--- CHALLENGE ---
Arrange the lines from the beginning of the listing through the line containing "The antenna 408 is at (1226, 114).", inclusive, as a numbered list, omitting blank lines. Leave out the pictures.

--- SUPPLIED DATA ---
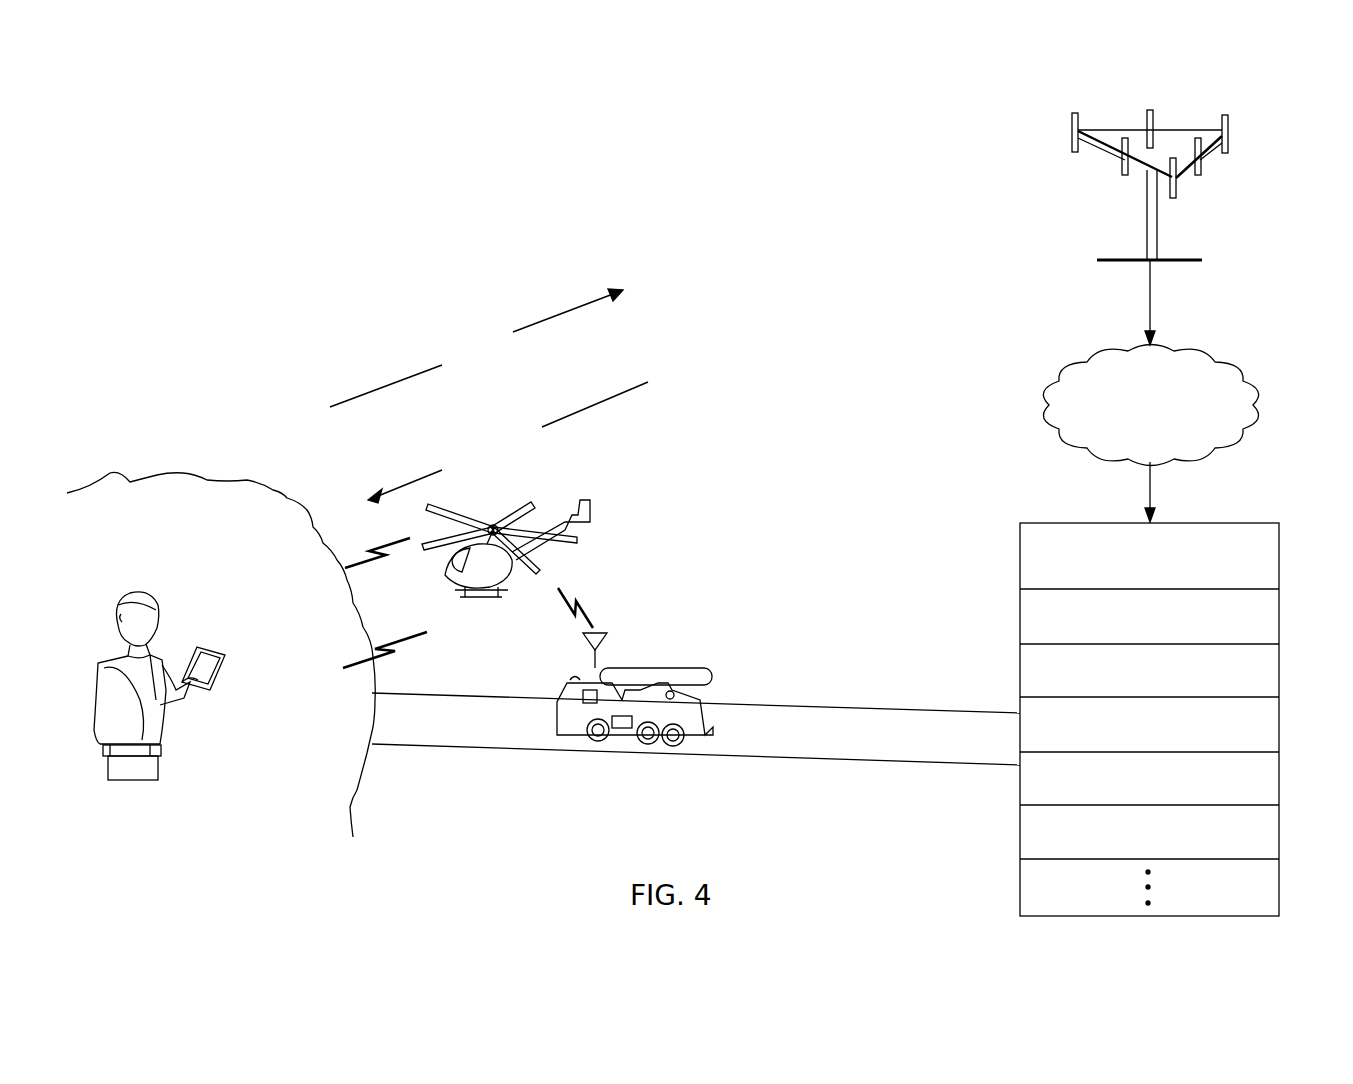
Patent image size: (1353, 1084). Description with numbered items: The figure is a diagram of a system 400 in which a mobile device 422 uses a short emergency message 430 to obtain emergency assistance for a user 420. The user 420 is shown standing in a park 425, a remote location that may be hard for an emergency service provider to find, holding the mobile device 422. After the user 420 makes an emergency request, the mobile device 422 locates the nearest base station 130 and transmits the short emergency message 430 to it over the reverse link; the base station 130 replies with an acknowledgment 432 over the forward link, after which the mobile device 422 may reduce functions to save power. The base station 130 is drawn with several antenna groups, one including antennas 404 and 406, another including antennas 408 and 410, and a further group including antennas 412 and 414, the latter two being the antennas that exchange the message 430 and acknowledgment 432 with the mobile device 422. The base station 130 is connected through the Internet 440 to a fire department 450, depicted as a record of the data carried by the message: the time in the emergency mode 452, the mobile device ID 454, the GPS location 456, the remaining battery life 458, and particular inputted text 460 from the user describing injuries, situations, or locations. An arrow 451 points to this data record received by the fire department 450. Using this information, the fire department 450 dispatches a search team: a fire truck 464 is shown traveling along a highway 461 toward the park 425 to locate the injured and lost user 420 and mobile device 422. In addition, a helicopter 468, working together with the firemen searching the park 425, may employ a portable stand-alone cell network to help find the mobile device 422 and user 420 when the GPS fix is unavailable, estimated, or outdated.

The system 400 is at (271, 220).
The base station 130 is at (1118, 262).
The antenna 404 is at (1174, 200).
The antenna 406 is at (1199, 177).
The antenna 408 is at (1226, 114).
The antenna 410 is at (1151, 109).
The antenna 412 is at (1076, 112).
The antenna 414 is at (1124, 177).
The user 420 is at (137, 590).
The mobile device 422 is at (210, 650).
The park 425 is at (180, 475).
The short emergency message 430 is at (553, 317).
The acknowledgment 432 is at (563, 417).
The Internet 440 is at (1216, 356).
The fire department 450 is at (1245, 522).
The message record 451 is at (956, 871).
The time in the emergency mode 452 is at (1280, 619).
The mobile device ID 454 is at (1280, 665).
The GPS location 456 is at (1280, 722).
The remaining battery life 458 is at (1280, 775).
The inputted text 460 is at (1280, 830).
The highway 461 is at (867, 707).
The fire truck 464 is at (622, 733).
The helicopter 468 is at (575, 505).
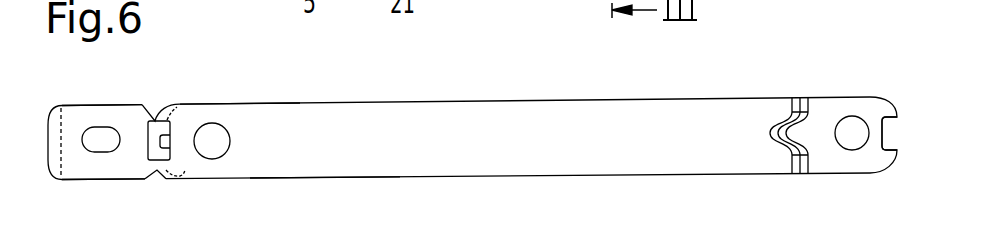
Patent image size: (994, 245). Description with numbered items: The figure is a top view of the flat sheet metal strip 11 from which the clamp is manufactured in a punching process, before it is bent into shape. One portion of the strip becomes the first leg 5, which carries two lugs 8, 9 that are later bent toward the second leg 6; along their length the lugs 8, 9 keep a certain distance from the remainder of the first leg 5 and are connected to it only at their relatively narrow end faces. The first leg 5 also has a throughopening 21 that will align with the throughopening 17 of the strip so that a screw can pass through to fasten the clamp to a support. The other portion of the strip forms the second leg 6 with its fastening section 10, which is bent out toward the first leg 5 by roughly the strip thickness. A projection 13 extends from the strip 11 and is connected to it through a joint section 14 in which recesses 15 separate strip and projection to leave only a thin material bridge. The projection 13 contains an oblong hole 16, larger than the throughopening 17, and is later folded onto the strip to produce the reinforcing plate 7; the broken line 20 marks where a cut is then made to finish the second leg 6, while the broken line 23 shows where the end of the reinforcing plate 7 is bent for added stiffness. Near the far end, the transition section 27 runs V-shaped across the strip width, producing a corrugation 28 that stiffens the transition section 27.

The first leg 5 is at (825, 165).
The second leg 6 is at (210, 113).
The reinforcing plate 7 is at (123, 175).
The lug 8 is at (896, 152).
The lug 9 is at (897, 122).
The fastening section 10 is at (170, 141).
The sheet metal strip 11 is at (327, 168).
The projection 13 is at (107, 100).
The joint section 14 is at (153, 118).
The recess 15 is at (157, 172).
The oblong hole 16 is at (107, 145).
The throughopening 17 is at (222, 138).
The broken line 20 is at (177, 168).
The throughopening 21 is at (858, 140).
The broken line 23 is at (64, 128).
The transition section 27 is at (789, 176).
The corrugation 28 is at (807, 113).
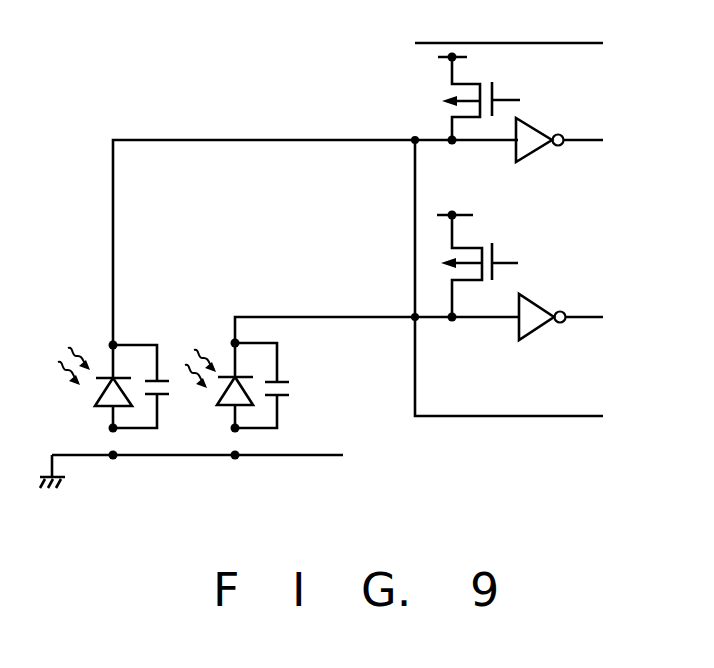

--- EXERCISE SOLUTION ---
1. Patent image size: (1353, 1084). Description with numbered items: The figure is a diagram of a system 400 in which a mobile device 422 uses a short emergency message 430 to obtain emergency assistance for a user 420. The user 420 is shown standing in a park 425, a remote location that may be hard for an emergency service provider to find, holding the mobile device 422. After the user 420 makes an emergency request, the mobile device 422 locates the nearest base station 130 and transmits the short emergency message 430 to it over the reverse link; the base station 130 replies with an acknowledgment 432 over the forward link, after which the mobile device 422 may reduce functions to save power. The base station 130 is drawn with several antenna groups, one including antennas 404 and 406, another including antennas 408 and 410, and a further group including antennas 412 and 414, the latter two being the antennas that exchange the message 430 and acknowledgment 432 with the mobile device 422. The base station 130 is connected through the Internet 440 to a fire department 450, depicted as a record of the data carried by the message: the time in the emergency mode 452, the mobile device ID 454, the GPS location 456, the remaining battery life 458, and particular inputted text 460 from the user describing injuries, situations, or locations. An arrow 451 points to this data record received by the fire department 450. Using this information, the fire department 450 dispatches a search team: a fire truck 464 is shown traveling along a highway 461 toward the park 425 to locate the injured and lost user 420 and mobile device 422. In addition, a helicopter 468, working together with the firemen searching the park 425, may employ a portable stand-alone cell network to help find the mobile device 422 and user 420 when the GPS fix is unavailable, estimated, or outdated.
2. The system 400 is at (271, 220).
3. The base station 130 is at (1118, 262).
4. The antenna 404 is at (1174, 200).
5. The antenna 406 is at (1199, 177).
6. The antenna 408 is at (1226, 114).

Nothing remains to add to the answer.